▶ AVAILABLE RECORDS:
===

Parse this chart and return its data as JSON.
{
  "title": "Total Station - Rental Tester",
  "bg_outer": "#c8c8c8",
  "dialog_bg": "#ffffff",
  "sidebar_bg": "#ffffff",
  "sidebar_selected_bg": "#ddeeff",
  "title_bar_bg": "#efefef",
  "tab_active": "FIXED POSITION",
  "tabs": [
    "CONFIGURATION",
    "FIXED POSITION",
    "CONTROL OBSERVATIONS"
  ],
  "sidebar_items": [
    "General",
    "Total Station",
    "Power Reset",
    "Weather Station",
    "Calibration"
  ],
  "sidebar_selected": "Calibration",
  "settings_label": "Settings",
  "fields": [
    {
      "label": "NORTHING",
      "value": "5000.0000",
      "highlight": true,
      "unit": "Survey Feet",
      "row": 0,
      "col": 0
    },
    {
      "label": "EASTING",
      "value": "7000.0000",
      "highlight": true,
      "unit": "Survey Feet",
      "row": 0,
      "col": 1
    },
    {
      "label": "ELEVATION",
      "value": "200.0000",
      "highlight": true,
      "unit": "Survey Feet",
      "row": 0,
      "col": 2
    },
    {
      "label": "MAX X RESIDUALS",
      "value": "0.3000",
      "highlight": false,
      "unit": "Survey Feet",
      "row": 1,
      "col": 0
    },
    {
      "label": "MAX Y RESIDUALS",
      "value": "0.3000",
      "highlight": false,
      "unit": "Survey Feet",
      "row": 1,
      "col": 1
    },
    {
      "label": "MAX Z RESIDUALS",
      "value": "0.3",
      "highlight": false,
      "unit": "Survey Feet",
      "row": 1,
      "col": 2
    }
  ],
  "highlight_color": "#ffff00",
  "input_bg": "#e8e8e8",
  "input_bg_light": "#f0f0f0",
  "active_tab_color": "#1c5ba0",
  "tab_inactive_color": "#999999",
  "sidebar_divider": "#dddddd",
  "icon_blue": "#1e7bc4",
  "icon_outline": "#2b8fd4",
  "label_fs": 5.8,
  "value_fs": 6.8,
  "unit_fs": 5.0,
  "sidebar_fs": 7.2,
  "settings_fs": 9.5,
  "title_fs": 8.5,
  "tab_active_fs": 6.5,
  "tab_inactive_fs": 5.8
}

===

▶ EXERCISE AIM:
Each line of the material above must be retyped precisely.

▶ WRITTEN ANSWER:
Parse this chart and return its data as JSON.
{
  "title": "Total Station - Rental Tester",
  "bg_outer": "#c8c8c8",
  "dialog_bg": "#ffffff",
  "sidebar_bg": "#ffffff",
  "sidebar_selected_bg": "#ddeeff",
  "title_bar_bg": "#efefef",
  "tab_active": "FIXED POSITION",
  "tabs": [
    "CONFIGURATION",
    "FIXED POSITION",
    "CONTROL OBSERVATIONS"
  ],
  "sidebar_items": [
    "General",
    "Total Station",
    "Power Reset",
    "Weather Station",
    "Calibration"
  ],
  "sidebar_selected": "Calibration",
  "settings_label": "Settings",
  "fields": [
    {
      "label": "NORTHING",
      "value": "5000.0000",
      "highlight": true,
      "unit": "Survey Feet",
      "row": 0,
      "col": 0
    },
    {
      "label": "EASTING",
      "value": "7000.0000",
      "highlight": true,
      "unit": "Survey Feet",
      "row": 0,
      "col": 1
    },
    {
      "label": "ELEVATION",
      "value": "200.0000",
      "highlight": true,
      "unit": "Survey Feet",
      "row": 0,
      "col": 2
    },
    {
      "label": "MAX X RESIDUALS",
      "value": "0.3000",
      "highlight": false,
      "unit": "Survey Feet",
      "row": 1,
      "col": 0
    },
    {
      "label": "MAX Y RESIDUALS",
      "value": "0.3000",
      "highlight": false,
      "unit": "Survey Feet",
      "row": 1,
      "col": 1
    },
    {
      "label": "MAX Z RESIDUALS",
      "value": "0.3",
      "highlight": false,
      "unit": "Survey Feet",
      "row": 1,
      "col": 2
    }
  ],
  "highlight_color": "#ffff00",
  "input_bg": "#e8e8e8",
  "input_bg_light": "#f0f0f0",
  "active_tab_color": "#1c5ba0",
  "tab_inactive_color": "#999999",
  "sidebar_divider": "#dddddd",
  "icon_blue": "#1e7bc4",
  "icon_outline": "#2b8fd4",
  "label_fs": 5.8,
  "value_fs": 6.8,
  "unit_fs": 5.0,
  "sidebar_fs": 7.2,
  "settings_fs": 9.5,
  "title_fs": 8.5,
  "tab_active_fs": 6.5,
  "tab_inactive_fs": 5.8
}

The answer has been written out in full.